§ **Do this**:
Pick out every line of the entries below where "Funding" occurs, and copy those lines.
— Start Records supplied —
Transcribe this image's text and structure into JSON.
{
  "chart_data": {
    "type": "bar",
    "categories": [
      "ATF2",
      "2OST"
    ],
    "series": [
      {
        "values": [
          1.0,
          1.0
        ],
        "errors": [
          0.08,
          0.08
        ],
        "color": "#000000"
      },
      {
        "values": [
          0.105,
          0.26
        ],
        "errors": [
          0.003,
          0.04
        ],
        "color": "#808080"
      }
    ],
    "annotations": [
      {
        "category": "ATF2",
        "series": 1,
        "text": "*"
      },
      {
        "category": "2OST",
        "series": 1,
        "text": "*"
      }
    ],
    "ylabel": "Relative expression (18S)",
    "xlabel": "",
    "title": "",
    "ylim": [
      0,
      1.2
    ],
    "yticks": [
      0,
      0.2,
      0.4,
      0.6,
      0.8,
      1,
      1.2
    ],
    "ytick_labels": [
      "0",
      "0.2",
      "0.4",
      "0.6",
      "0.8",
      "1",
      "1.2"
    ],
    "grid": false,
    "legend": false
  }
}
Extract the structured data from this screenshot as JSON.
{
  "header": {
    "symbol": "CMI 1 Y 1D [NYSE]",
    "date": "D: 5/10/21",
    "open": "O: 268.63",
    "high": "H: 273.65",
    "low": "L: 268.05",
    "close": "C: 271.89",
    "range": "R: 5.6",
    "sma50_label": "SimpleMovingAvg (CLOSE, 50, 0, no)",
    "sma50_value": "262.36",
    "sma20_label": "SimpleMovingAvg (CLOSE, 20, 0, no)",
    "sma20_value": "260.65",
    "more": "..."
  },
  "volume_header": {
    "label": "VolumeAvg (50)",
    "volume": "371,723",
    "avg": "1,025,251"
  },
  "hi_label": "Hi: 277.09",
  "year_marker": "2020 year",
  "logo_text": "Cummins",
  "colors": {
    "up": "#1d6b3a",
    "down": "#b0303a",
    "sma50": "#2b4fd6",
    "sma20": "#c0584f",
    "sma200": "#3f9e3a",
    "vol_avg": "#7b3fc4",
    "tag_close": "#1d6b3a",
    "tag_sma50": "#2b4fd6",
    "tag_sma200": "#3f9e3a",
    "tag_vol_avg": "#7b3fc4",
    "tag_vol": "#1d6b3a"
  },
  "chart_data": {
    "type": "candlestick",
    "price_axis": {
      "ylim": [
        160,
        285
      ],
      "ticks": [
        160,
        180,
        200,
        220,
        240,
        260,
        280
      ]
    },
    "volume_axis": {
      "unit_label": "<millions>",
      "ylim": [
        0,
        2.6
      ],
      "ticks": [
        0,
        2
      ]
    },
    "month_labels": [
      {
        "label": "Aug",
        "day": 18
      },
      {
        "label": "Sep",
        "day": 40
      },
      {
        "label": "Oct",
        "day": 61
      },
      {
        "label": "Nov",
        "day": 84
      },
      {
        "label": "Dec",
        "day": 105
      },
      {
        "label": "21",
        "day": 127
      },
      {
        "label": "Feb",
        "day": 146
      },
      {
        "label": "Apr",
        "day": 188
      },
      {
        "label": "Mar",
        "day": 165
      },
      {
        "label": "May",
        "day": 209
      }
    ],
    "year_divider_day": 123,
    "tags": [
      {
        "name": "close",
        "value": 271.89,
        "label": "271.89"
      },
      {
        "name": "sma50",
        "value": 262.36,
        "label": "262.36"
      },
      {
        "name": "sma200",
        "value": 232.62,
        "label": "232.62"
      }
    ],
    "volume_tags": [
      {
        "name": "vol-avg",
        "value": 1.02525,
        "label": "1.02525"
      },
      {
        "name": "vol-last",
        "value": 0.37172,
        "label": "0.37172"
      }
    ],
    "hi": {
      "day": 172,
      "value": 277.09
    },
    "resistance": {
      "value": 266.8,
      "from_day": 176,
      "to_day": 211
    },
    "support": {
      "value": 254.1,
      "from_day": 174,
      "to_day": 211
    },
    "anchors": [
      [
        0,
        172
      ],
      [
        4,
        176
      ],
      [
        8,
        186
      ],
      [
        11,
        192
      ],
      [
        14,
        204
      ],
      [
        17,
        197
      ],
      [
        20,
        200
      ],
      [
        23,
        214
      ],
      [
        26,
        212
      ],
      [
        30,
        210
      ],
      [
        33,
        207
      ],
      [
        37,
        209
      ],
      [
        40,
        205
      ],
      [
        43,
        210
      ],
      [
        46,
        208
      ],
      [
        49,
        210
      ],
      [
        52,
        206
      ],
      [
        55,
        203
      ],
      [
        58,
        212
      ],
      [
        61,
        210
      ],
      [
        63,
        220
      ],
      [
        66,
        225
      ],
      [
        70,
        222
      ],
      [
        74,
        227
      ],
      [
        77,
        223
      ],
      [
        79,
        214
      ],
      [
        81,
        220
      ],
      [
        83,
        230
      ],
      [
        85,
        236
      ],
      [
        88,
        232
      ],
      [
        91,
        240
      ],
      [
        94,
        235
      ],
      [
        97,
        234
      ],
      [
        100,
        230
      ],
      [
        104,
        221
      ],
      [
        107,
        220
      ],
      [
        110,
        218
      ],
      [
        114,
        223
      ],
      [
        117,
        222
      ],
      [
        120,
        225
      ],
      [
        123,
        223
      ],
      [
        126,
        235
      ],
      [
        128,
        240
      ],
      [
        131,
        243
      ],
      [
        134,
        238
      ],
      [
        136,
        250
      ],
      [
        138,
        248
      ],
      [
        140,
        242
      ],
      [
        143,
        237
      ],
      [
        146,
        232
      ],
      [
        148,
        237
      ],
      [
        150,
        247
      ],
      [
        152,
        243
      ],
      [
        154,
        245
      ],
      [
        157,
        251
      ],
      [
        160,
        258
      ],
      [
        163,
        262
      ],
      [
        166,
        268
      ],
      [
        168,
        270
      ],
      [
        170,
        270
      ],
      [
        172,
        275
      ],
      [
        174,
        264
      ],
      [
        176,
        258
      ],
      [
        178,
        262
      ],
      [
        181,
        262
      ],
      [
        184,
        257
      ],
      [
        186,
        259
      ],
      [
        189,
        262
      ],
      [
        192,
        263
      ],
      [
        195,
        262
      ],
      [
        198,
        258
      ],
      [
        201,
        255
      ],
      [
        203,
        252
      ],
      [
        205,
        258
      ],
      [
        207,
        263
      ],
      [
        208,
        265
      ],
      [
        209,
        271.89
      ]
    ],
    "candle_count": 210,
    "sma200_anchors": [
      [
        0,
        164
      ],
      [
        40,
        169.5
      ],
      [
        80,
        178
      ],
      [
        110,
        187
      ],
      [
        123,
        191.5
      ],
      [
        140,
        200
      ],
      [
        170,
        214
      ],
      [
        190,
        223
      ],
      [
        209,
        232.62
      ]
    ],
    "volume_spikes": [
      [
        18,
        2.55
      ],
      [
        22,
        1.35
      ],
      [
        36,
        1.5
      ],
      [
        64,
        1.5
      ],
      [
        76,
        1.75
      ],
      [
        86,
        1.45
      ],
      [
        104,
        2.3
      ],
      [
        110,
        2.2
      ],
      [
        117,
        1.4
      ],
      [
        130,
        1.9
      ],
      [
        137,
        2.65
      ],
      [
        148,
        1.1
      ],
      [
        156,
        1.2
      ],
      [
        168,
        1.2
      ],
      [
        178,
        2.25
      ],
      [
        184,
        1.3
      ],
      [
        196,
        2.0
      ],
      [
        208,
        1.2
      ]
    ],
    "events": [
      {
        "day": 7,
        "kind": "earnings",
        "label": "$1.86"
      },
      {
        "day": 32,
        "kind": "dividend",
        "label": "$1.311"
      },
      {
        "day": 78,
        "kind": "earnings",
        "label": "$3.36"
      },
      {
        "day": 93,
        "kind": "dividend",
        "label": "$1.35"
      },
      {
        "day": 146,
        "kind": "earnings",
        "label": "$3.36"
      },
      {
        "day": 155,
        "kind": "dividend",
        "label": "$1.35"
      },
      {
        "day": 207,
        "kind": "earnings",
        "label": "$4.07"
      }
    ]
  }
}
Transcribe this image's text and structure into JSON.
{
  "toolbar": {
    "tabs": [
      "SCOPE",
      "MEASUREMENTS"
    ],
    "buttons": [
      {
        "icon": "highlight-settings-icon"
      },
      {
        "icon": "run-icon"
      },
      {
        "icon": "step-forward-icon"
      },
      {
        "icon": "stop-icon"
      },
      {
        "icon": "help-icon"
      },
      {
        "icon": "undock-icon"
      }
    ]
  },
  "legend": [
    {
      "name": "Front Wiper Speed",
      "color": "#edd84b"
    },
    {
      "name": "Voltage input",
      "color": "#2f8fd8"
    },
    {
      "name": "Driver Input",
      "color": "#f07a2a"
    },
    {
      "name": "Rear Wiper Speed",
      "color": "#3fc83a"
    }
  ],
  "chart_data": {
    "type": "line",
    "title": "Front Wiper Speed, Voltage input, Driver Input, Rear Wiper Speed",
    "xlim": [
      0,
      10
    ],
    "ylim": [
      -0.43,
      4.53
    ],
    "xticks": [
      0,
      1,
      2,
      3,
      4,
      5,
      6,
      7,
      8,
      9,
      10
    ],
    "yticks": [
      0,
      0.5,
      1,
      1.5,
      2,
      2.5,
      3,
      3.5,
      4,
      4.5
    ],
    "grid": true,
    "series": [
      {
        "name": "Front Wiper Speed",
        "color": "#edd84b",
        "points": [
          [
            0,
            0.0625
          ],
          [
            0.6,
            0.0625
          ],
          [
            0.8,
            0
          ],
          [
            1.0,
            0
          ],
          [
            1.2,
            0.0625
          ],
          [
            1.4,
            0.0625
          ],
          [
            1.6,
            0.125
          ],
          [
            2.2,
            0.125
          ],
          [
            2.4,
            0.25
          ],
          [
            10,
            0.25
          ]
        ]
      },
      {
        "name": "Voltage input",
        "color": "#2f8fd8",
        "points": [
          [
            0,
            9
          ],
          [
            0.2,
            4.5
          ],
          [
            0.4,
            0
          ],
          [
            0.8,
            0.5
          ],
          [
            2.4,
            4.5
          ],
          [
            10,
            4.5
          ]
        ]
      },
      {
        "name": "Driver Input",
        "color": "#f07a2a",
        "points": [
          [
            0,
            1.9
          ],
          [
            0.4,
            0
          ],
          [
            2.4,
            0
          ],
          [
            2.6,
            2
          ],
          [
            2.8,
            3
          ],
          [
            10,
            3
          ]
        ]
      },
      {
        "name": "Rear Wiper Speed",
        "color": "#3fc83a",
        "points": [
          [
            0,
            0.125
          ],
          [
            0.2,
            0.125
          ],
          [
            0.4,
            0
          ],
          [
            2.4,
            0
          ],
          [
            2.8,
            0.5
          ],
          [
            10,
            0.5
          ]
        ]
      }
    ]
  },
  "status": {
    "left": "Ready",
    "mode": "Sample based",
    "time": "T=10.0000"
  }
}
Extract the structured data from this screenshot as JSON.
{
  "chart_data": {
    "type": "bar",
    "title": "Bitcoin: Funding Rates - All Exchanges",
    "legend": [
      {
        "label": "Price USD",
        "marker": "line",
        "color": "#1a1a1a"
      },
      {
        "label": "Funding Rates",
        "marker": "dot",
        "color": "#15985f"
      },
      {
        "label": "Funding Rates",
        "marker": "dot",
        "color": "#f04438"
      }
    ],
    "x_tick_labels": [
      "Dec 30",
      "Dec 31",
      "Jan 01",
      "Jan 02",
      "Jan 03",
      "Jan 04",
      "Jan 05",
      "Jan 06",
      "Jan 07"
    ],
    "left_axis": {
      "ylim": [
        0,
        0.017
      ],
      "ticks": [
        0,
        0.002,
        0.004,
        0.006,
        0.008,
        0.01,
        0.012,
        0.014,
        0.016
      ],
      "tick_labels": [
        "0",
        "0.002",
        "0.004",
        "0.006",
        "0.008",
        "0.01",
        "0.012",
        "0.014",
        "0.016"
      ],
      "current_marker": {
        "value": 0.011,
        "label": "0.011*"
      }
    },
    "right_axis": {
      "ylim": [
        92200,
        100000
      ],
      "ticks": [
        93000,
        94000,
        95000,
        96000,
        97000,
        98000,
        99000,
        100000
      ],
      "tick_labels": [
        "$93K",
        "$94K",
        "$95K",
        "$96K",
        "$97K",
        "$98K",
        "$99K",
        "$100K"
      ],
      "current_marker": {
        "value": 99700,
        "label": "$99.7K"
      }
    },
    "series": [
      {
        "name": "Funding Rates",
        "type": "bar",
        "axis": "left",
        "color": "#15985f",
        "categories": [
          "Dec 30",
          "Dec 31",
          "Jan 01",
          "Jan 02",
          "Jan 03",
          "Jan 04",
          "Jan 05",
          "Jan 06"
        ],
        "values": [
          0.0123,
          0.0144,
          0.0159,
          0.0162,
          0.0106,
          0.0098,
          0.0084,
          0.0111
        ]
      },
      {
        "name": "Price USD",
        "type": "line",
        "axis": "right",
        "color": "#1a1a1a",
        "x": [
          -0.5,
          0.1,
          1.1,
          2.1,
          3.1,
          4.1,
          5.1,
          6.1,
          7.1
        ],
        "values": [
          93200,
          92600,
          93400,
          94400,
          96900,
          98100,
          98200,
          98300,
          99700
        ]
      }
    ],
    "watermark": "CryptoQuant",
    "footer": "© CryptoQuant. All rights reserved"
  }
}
— End Records supplied —
§ **Result for this exercise**:
    "title": "Bitcoin: Funding Rates - All Exchanges",
        "label": "Funding Rates",
        "label": "Funding Rates",
        "name": "Funding Rates",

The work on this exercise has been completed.